## [Input rows]
════════════════
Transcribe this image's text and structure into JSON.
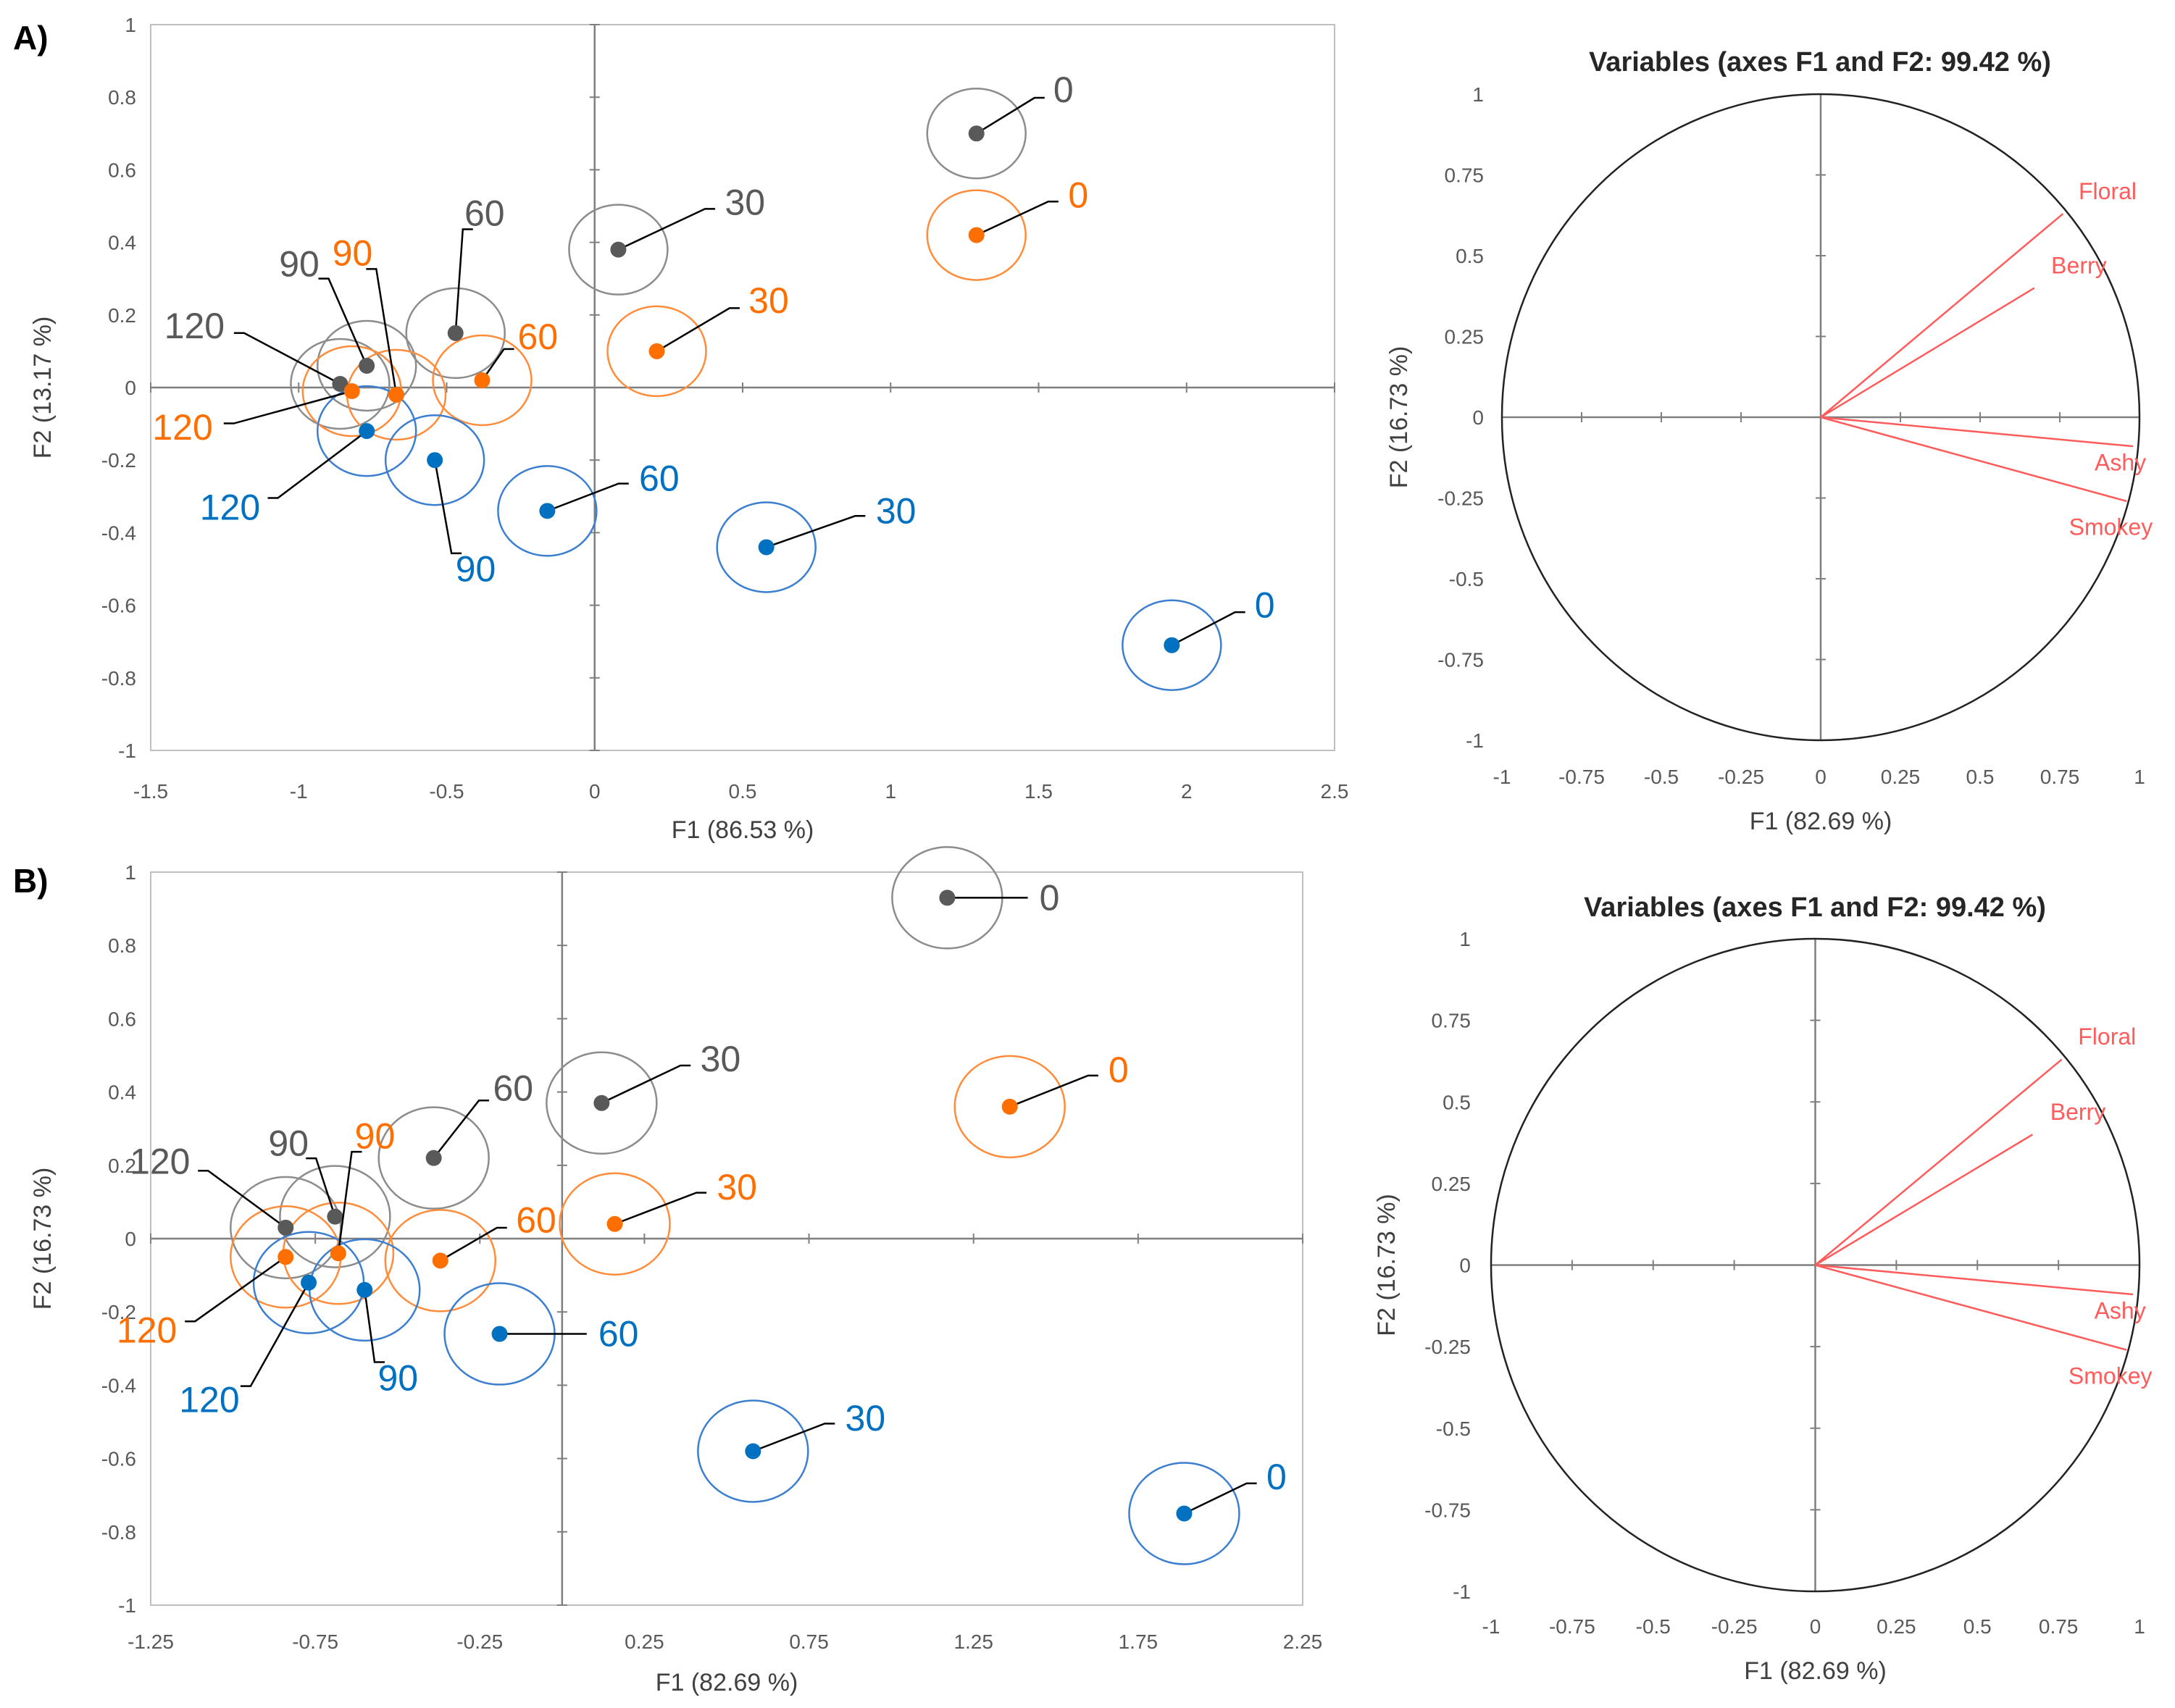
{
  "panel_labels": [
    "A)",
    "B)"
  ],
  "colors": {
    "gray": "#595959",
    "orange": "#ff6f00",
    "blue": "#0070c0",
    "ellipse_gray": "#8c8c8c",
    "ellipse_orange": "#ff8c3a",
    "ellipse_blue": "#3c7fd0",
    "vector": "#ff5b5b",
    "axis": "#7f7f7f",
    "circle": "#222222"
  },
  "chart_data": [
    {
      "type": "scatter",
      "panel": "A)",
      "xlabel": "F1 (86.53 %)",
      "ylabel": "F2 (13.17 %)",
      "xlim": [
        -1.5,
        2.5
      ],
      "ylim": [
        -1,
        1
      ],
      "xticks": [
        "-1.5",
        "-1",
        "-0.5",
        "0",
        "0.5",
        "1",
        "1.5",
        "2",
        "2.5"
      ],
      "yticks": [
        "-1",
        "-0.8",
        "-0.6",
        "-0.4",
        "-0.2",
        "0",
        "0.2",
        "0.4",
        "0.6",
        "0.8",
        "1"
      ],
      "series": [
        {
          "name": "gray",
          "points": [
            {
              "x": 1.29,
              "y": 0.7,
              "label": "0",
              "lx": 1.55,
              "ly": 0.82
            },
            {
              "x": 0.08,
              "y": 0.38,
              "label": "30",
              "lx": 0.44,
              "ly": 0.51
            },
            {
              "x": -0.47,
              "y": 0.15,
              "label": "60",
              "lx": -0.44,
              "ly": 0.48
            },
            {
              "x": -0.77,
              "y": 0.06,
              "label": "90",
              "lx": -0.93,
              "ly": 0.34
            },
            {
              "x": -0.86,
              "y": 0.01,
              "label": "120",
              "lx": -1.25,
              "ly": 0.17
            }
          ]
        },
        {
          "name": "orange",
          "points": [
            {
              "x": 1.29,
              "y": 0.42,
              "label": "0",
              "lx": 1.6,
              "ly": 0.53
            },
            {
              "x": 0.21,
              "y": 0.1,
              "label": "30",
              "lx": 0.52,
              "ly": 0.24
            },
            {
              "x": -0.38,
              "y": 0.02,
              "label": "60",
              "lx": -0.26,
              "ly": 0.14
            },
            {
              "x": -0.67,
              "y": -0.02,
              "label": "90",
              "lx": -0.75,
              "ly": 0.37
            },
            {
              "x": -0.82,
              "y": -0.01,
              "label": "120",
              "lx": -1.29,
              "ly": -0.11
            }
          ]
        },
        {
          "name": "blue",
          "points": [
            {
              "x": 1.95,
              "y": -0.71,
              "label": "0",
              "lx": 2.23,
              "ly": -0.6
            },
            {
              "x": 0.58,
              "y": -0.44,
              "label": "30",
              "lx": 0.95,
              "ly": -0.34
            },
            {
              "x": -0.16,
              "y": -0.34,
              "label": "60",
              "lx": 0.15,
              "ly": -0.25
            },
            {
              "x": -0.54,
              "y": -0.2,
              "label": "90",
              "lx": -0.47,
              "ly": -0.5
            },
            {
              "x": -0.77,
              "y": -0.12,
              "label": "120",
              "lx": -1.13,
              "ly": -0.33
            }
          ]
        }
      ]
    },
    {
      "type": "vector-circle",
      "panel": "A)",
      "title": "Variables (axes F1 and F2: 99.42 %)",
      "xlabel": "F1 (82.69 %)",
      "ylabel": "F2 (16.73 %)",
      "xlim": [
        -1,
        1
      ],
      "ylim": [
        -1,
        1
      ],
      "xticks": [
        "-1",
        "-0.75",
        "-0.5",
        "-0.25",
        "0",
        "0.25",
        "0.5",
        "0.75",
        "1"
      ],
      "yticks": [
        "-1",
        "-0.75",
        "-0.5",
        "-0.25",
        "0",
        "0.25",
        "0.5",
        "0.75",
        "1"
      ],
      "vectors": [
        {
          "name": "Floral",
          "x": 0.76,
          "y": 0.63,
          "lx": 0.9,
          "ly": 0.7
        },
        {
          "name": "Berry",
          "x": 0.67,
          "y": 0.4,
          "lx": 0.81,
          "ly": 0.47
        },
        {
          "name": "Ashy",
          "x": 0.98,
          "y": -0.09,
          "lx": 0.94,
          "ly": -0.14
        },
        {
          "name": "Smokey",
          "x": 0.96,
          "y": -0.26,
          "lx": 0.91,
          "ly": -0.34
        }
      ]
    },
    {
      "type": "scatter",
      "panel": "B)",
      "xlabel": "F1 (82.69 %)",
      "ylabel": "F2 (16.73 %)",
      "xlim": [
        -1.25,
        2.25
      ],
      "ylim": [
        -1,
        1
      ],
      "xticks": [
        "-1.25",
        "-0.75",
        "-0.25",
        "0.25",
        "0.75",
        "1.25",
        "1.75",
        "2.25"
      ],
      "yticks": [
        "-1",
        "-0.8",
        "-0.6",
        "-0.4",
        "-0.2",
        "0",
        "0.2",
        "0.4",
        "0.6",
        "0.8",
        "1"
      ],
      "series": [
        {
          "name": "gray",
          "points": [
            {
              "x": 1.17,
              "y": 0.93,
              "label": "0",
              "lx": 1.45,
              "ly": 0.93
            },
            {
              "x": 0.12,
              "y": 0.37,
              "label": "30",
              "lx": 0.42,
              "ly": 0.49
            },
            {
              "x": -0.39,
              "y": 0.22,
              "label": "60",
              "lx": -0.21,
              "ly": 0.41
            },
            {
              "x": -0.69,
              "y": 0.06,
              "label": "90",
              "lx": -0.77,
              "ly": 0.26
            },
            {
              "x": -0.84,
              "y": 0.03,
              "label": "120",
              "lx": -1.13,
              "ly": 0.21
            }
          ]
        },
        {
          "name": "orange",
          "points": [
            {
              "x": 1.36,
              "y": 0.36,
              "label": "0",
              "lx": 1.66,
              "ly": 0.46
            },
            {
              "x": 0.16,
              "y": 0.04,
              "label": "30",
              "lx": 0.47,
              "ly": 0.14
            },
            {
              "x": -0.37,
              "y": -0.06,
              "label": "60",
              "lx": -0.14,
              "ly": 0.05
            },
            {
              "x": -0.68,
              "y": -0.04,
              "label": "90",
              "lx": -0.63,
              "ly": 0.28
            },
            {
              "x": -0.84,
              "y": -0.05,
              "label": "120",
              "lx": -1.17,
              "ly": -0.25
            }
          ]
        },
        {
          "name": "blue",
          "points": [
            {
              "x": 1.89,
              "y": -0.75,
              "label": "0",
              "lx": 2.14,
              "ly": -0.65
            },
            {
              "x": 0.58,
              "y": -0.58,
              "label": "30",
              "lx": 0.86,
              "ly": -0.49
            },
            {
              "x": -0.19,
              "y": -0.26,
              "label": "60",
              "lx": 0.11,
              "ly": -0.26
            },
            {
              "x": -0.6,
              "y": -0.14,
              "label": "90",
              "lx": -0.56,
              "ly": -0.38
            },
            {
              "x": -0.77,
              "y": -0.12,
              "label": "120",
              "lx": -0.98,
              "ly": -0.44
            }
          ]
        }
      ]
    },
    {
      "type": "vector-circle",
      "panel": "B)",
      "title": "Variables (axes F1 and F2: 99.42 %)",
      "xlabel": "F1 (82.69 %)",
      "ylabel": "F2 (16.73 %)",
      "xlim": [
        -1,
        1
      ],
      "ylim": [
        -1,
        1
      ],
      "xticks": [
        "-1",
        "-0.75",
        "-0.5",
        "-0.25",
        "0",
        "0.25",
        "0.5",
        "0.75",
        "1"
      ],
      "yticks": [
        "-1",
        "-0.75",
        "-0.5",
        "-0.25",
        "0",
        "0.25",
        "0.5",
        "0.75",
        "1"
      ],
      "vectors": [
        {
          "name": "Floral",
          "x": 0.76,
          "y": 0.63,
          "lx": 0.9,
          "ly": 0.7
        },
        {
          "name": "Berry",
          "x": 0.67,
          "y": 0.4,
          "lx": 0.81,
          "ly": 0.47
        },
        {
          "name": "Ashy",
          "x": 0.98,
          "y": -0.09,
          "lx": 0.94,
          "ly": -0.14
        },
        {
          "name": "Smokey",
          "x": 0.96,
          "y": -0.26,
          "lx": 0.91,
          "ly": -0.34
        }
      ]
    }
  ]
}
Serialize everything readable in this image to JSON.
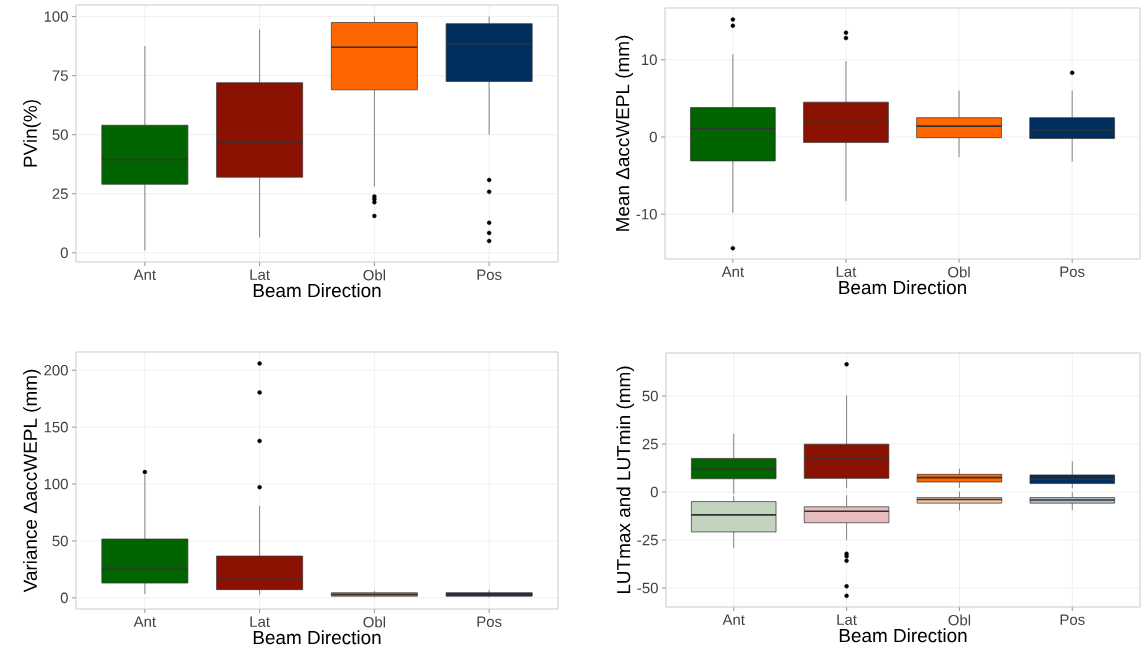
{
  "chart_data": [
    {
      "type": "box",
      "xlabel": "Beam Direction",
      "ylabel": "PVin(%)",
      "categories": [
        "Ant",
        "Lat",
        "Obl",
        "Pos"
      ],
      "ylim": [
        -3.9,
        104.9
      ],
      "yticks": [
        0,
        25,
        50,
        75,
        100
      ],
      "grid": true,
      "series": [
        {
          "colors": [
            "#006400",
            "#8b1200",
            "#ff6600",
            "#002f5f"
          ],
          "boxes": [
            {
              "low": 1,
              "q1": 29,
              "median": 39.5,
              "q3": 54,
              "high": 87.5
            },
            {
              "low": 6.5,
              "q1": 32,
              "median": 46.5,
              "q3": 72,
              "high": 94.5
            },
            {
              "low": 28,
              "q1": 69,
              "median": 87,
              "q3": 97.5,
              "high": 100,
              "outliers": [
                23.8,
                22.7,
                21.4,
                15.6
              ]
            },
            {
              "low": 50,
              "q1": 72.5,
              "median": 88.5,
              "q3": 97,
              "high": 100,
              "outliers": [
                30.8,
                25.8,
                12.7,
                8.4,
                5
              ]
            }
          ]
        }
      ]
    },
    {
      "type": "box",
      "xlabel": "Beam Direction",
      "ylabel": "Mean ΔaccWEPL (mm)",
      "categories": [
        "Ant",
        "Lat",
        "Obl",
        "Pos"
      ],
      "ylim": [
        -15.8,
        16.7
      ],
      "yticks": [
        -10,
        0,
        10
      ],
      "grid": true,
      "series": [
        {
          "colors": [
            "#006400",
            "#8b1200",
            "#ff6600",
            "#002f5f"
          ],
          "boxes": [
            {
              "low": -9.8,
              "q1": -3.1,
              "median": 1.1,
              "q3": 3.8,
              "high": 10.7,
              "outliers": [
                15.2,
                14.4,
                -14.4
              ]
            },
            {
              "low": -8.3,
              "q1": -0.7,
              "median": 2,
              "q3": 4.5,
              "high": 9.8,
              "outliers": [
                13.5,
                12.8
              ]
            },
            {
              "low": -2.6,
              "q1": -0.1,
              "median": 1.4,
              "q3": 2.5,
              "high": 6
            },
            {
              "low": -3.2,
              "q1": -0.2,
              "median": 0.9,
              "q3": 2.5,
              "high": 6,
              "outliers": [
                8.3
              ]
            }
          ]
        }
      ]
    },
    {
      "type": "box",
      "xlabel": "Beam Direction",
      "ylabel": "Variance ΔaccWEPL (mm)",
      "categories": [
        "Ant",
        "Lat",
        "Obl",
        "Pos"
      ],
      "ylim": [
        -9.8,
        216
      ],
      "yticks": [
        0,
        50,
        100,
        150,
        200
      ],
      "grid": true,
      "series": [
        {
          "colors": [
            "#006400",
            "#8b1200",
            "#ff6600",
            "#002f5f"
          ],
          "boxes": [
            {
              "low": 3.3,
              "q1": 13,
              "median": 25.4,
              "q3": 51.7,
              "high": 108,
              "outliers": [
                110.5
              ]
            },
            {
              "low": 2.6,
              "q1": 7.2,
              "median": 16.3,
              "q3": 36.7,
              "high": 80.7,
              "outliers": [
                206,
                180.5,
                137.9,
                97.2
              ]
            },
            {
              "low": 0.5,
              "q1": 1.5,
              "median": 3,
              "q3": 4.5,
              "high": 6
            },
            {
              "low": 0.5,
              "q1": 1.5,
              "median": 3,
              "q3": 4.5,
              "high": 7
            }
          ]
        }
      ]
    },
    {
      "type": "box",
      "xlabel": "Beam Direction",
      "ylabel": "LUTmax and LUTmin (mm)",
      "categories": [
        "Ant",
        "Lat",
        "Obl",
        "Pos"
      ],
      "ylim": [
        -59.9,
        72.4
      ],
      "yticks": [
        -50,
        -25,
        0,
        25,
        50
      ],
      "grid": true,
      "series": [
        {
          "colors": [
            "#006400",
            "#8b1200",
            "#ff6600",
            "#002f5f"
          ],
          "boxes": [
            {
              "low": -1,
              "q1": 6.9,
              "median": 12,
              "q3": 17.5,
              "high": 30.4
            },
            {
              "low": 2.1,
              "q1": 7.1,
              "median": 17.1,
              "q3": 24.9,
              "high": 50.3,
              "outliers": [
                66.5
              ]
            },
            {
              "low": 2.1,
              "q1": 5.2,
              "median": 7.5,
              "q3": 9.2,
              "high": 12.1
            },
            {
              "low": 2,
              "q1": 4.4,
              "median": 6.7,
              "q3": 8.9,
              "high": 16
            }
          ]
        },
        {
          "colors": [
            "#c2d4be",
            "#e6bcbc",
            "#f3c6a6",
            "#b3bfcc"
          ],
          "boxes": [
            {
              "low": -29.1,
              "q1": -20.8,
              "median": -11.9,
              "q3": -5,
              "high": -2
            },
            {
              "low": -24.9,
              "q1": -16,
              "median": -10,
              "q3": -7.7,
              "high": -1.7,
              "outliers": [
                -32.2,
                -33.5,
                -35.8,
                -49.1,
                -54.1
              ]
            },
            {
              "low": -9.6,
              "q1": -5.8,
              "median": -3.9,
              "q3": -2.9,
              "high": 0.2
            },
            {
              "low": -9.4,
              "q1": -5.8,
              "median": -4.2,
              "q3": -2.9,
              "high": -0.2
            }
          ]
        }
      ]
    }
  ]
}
════════════════
## [What needs to be done]
Give the number of lines in the records above that contain the word "ΔaccWEPL". Reply with that number alone.

## [Result of this exercise]
2